*AIM OF THE EXERCISE*. Return every line below as is, leaving out the pictures.

Collected data:
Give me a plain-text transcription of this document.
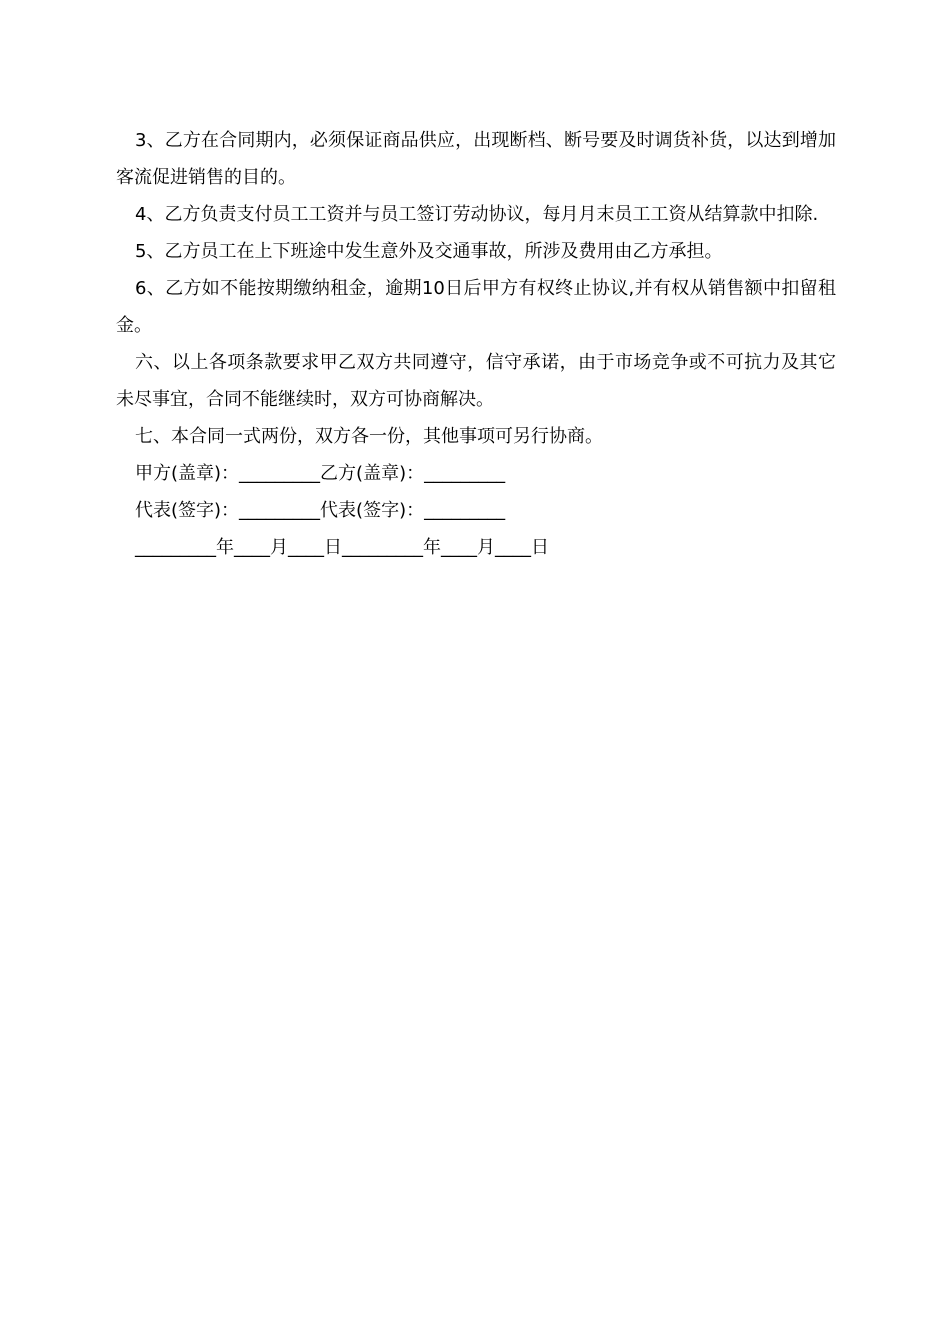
3、乙方在合同期内，必须保证商品供应，出现断档、断号要及时调货补货，以达到增加客流促进销售的目的。

4、乙方负责支付员工工资并与员工签订劳动协议，每月月末员工工资从结算款中扣除.

5、乙方员工在上下班途中发生意外及交通事故，所涉及费用由乙方承担。

6、乙方如不能按期缴纳租金，逾期10日后甲方有权终止协议,并有权从销售额中扣留租金。

六、以上各项条款要求甲乙双方共同遵守，信守承诺，由于市场竞争或不可抗力及其它未尽事宜，合同不能继续时，双方可协商解决。

七、本合同一式两份，双方各一份，其他事项可另行协商。

甲方(盖章)：_________乙方(盖章)：_________

代表(签字)：_________代表(签字)：_________

_________年____月____日_________年____月____日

*FINAL RESULT*.
Give me a plain-text transcription of this document.
3、乙方在合同期内，必须保证商品供应，出现断档、断号要及时调货补货，以达到增加客流促进销售的目的。

4、乙方负责支付员工工资并与员工签订劳动协议，每月月末员工工资从结算款中扣除.

5、乙方员工在上下班途中发生意外及交通事故，所涉及费用由乙方承担。

6、乙方如不能按期缴纳租金，逾期10日后甲方有权终止协议,并有权从销售额中扣留租金。

六、以上各项条款要求甲乙双方共同遵守，信守承诺，由于市场竞争或不可抗力及其它未尽事宜，合同不能继续时，双方可协商解决。

七、本合同一式两份，双方各一份，其他事项可另行协商。

甲方(盖章)：_________乙方(盖章)：_________

代表(签字)：_________代表(签字)：_________

_________年____月____日_________年____月____日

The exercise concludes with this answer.